— What needs to be done —
Please continue the comment thread about the RDR Books copyright ruling, picking up right after its final sentence.

— Given text —
↓
I’ll help! It is well-documented elsewhere on the internet that RDR Books ignored several polite requests from JKR’s people to see a manuscript before it went to print, AND ignored FOUR Cease & Desist letters, and at one point told them that he needed more time to respond to their requests because of a death in the family, when really he was working on selling the foreign publication rights.

Mike42 (profile) says:

It isn't this case...

nearly as much as the precident it sets. From here on, if this decision stands, no unauthorized works on copyrighted material will withstand a lawsuit, regardless of the judges comments on the matter.
I just took a look at the site (used the cached main page from Google, as the main page is down on the site) and I certainly did NOT see “simply a collection of quotes” there. Actually, I saw only a single quote in the 12 pages I looked at. This adds validity to the accusations of corruption I saw earlier.
As I have said before, it was not a jury who pronounced this verdict, but a single judge of questionable character. A court of appeals should overturn this easily, but we’ll have to wait and see. In the meantime, it is good to see that JK has lost in the court of public opinion.
↑
(Stored data entries)
↓
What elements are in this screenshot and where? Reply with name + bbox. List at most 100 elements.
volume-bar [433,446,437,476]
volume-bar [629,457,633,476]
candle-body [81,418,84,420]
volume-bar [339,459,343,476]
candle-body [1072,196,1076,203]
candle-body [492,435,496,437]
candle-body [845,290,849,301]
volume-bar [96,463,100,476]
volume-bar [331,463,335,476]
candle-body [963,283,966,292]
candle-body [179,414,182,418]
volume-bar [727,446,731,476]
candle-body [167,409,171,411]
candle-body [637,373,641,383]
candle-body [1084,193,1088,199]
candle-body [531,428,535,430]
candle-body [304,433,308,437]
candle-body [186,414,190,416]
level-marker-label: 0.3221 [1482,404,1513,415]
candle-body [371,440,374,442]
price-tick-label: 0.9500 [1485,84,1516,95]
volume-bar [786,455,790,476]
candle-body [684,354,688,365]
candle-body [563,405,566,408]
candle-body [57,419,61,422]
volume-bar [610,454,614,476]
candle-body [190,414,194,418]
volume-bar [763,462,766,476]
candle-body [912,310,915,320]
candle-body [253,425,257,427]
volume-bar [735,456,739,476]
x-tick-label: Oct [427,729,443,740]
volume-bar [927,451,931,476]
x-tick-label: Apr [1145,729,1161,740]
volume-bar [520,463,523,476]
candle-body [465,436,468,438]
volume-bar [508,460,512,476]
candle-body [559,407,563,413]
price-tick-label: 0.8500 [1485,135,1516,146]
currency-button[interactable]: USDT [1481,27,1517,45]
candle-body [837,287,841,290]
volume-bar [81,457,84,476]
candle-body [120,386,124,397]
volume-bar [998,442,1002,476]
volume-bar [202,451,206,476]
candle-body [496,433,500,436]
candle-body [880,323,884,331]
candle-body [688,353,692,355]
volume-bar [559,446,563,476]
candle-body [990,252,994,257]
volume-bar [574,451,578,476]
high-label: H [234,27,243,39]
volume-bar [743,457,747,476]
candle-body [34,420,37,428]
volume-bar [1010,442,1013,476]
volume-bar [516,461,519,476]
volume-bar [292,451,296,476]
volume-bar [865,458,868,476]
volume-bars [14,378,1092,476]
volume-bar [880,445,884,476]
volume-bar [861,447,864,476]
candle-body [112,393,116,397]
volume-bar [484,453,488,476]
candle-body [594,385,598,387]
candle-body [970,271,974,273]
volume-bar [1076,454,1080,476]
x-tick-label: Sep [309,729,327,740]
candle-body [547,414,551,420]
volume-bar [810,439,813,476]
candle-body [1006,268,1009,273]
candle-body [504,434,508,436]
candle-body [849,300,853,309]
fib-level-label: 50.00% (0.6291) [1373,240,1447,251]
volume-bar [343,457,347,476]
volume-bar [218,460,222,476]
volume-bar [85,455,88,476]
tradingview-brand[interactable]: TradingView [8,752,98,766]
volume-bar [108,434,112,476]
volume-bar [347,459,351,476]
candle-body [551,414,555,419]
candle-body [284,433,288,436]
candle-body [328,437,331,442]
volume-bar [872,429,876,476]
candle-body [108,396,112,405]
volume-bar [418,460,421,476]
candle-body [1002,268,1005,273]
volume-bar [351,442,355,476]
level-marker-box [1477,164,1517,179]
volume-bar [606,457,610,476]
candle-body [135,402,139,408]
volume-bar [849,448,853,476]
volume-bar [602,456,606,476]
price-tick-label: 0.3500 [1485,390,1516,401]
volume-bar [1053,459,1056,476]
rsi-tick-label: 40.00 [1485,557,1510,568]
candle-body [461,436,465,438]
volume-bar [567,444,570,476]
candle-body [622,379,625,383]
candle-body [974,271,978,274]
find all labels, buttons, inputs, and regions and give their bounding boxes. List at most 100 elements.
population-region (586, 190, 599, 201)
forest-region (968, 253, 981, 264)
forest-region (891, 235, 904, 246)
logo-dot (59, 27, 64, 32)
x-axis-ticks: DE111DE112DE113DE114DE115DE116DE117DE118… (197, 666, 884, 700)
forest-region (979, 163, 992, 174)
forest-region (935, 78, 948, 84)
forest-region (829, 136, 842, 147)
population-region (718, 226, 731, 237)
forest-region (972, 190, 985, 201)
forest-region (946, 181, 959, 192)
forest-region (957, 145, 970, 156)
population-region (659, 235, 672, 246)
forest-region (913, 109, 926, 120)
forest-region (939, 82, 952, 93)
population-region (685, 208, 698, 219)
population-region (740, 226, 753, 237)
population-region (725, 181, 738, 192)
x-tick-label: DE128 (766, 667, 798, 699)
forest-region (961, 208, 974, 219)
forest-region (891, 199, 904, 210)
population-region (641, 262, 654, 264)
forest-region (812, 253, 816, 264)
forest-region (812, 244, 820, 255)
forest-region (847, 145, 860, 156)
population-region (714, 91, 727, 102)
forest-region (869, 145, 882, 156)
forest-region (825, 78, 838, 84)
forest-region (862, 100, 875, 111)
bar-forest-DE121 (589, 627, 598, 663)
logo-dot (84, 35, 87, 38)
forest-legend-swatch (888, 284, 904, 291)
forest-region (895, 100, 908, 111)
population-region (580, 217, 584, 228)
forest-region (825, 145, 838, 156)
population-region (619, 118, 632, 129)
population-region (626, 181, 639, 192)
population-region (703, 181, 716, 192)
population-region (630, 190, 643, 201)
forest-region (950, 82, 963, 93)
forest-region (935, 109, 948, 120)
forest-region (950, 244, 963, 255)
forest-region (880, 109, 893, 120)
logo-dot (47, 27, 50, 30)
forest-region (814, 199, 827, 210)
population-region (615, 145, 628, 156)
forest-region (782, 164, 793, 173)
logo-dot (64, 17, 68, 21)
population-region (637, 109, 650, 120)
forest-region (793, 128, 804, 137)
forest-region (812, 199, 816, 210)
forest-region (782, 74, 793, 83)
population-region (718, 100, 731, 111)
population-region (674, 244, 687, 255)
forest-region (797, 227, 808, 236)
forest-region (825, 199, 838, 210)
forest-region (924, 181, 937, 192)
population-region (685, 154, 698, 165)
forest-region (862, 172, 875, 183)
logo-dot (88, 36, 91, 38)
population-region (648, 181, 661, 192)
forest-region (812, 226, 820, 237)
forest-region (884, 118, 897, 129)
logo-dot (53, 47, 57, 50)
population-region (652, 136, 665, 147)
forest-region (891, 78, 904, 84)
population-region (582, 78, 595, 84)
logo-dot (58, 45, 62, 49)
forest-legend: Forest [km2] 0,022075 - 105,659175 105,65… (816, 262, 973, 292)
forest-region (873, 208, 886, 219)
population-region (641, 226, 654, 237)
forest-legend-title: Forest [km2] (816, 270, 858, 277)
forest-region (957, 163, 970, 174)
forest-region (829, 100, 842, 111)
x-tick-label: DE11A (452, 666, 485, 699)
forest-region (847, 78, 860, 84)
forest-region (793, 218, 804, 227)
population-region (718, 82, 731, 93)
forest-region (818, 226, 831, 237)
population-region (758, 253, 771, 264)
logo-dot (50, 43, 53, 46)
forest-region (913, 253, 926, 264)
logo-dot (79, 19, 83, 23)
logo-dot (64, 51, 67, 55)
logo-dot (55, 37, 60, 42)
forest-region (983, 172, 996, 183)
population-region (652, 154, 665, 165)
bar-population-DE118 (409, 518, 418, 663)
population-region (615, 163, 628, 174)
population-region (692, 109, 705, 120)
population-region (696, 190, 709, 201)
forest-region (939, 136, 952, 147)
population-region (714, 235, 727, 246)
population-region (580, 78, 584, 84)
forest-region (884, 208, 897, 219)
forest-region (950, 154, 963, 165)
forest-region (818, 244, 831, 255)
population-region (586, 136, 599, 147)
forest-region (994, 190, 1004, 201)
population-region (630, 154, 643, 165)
↑
— Task output —
LostSailor says:

Re: It isn't this case...

From here on, if this decision stands, no unauthorized works on copyrighted material will withstand a lawsuit, regardless of the judges comments on the matter.

Actually, not so much. This case doesn’t set any new precedent. The judge’s decision fairly clearing acknowledges (and cites precedent) that unauthorized works relating to copyrighted material are protected as they have long been. There are many such “unauthorized” works out there that have easily survived legal scrutiny. This Lexicon would almost definitely have survived if the author had been a little more careful, copied less of the original text, and used more of his own words rather than using Rowling’s.

As I have said before, it was not a jury who pronounced this verdict, but a single judge of questionable character.

I have no idea why this was a bench hearing, but usually it’s the defendant who gets to opt for a jury instead of just a judge. Why is the judge “of questionable character”? That’s quite an accusation to make. Do you have evidence of corruption or conflict of interest? Does he hate puppies?

A court of appeals should overturn this easily, but we’ll have to wait and see.

I doubt there will be an appeal. And though I’m not a lawyer, having read the court’s decision, there are scant issues of law that could be appealed.

In the meantime, it is good to see that JK has lost in the court of public opinion.

Well, she’s certainly lost in the Techdirt court of opinion. It remains to be seen whether the general public is even really aware of the case. Personally, I doubt she’s lost anything by winning this case as far as the pubic and most Harry Potter readers and movie-goers.

LDK says:

No, seriously, guys.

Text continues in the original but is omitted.